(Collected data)
────
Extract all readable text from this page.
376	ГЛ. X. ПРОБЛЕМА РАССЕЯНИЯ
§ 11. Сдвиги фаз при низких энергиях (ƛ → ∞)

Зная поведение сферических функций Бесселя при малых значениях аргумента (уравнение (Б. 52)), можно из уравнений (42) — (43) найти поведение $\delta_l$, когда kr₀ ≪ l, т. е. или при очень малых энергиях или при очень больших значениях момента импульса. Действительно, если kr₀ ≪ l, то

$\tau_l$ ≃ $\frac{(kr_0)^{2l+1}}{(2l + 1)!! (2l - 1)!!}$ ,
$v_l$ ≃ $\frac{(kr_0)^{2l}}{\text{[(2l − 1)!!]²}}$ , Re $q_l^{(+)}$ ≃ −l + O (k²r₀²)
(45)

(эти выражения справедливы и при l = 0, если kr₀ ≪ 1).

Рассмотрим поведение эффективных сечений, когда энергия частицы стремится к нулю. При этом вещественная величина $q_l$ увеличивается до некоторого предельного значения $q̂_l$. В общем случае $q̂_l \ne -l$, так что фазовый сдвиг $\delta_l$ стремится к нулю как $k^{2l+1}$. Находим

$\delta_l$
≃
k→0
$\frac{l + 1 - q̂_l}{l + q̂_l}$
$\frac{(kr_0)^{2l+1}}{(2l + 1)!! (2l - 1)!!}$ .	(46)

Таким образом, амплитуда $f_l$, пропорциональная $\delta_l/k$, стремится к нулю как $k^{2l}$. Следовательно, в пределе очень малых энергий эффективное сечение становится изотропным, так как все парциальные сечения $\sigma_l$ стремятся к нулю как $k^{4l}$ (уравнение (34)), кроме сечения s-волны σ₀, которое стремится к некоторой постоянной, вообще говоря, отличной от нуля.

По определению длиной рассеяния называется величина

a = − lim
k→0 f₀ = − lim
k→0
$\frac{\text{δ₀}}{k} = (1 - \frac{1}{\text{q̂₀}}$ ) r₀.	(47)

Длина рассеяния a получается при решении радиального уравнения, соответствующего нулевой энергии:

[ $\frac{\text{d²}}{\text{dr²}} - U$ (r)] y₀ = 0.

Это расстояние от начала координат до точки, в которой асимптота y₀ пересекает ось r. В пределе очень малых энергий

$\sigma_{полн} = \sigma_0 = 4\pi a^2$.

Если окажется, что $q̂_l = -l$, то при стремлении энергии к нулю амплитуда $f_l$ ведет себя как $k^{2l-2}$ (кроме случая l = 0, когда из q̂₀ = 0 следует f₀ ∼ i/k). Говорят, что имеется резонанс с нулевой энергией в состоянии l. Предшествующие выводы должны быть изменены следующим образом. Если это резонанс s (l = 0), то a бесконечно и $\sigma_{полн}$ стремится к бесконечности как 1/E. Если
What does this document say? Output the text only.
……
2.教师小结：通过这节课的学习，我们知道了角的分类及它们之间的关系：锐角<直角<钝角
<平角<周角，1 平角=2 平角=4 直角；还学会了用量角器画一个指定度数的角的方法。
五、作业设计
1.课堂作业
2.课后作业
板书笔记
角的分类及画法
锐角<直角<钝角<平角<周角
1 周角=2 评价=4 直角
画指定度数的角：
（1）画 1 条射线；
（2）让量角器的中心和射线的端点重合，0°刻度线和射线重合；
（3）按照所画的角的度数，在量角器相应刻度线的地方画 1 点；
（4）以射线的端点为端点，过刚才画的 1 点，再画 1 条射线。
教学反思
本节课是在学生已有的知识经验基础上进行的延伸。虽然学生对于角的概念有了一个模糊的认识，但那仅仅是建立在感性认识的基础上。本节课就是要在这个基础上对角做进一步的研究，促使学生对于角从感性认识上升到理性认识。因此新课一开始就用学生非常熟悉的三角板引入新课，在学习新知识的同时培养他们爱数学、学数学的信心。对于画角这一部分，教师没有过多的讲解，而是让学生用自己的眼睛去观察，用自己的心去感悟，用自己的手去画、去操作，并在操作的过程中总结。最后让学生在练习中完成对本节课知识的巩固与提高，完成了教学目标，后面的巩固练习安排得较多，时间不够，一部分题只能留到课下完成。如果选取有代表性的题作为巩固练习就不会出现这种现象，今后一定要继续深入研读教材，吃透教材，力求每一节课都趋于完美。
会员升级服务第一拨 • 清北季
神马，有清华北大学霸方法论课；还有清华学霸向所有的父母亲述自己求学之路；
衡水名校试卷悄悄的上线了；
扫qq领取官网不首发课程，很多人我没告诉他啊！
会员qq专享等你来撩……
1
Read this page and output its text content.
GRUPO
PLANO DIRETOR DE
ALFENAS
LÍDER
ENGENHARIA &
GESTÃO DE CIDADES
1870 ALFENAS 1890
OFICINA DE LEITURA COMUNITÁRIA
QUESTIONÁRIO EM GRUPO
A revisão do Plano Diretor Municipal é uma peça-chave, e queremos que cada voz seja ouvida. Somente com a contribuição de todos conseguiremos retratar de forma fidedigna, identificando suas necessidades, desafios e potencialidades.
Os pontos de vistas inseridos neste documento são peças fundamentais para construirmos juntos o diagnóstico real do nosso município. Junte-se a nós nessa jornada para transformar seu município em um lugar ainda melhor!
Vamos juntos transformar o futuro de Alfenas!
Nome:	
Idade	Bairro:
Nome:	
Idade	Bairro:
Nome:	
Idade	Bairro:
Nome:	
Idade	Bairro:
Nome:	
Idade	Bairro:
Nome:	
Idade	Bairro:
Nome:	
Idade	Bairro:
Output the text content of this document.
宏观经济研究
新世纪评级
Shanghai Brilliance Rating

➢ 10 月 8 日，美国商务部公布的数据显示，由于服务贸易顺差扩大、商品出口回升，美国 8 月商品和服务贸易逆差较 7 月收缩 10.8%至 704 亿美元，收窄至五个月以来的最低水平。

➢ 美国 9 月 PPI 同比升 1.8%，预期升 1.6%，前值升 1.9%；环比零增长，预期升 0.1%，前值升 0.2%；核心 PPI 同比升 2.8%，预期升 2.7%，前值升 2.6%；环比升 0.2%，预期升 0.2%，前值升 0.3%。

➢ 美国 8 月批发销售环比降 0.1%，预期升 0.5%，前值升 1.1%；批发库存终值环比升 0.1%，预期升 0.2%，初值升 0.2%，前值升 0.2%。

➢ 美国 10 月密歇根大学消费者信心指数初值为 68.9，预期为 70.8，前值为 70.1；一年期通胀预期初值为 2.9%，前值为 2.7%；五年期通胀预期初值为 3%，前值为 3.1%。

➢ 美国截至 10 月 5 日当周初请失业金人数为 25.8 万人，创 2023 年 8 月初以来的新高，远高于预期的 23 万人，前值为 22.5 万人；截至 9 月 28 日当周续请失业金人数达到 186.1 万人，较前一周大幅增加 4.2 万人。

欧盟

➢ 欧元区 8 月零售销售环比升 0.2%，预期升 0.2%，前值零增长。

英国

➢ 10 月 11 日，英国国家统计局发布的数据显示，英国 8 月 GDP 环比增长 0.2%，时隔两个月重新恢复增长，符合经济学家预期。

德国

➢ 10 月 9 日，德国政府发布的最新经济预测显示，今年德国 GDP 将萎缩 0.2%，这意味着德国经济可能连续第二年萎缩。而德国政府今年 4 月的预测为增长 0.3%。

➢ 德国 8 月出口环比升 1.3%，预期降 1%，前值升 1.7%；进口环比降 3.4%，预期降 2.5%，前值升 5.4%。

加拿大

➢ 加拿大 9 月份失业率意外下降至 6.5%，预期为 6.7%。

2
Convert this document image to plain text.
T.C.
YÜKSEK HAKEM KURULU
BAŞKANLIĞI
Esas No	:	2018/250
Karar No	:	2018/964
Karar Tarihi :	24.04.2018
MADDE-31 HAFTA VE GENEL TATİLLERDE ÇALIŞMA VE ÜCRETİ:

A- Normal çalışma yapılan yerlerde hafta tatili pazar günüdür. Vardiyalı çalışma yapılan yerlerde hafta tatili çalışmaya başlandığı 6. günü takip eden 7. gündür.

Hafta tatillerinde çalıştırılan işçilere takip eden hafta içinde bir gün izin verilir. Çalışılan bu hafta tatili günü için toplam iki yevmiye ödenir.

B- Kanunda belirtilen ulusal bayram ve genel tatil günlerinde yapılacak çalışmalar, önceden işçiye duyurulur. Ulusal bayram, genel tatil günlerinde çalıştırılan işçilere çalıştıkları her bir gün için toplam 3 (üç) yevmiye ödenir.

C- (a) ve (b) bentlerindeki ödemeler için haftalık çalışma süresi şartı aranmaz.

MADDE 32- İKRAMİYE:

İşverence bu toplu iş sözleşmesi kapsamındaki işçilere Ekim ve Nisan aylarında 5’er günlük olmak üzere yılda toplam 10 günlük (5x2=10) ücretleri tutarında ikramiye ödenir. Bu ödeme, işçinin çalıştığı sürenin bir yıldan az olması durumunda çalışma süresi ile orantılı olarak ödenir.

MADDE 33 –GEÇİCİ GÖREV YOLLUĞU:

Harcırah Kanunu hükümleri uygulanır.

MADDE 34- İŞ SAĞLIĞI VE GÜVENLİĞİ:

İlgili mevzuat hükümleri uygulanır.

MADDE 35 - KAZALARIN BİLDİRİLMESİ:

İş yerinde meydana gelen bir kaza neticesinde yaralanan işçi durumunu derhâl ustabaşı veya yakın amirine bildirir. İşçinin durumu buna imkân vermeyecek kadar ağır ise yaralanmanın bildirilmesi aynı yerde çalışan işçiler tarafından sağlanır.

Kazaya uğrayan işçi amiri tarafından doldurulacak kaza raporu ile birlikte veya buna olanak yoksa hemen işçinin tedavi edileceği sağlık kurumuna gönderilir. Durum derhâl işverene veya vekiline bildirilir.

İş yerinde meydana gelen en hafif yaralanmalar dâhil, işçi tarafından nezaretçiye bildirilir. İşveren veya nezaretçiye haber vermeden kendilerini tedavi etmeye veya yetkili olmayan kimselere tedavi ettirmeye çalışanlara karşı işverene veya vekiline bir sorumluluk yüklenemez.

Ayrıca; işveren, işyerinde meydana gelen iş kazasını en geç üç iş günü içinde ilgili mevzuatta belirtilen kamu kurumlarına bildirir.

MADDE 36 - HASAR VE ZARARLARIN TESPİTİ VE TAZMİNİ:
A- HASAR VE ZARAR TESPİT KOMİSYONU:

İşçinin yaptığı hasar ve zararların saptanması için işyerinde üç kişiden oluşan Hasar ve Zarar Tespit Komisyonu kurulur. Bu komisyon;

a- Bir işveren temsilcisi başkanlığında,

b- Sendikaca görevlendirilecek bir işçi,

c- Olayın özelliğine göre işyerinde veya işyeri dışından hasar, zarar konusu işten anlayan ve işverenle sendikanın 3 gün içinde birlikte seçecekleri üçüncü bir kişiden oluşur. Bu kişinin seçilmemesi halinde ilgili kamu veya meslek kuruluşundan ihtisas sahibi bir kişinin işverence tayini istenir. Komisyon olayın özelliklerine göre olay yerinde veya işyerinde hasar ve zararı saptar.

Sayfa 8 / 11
────
:: WHAT THE TASK REQUIRES ::
Collect the lines of the data that carry the word "kişiden".

:: REPLY TO THE EXERCISE ::
İşçinin yaptığı hasar ve zararların saptanması için işyerinde üç kişiden oluşan Hasar ve Zarar Tespit Komisyonu kurulur. Bu komisyon;
c- Olayın özelliğine göre işyerinde veya işyeri dışından hasar, zarar konusu işten anlayan ve işverenle sendikanın 3 gün içinde birlikte seçecekleri üçüncü bir kişiden oluşur. Bu kişinin seçilmemesi halinde ilgili kamu veya meslek kuruluşundan ihtisas sahibi bir kişinin işverence tayini istenir. Komisyon olayın özelliklerine göre olay yerinde veya işyerinde hasar ve zararı saptar.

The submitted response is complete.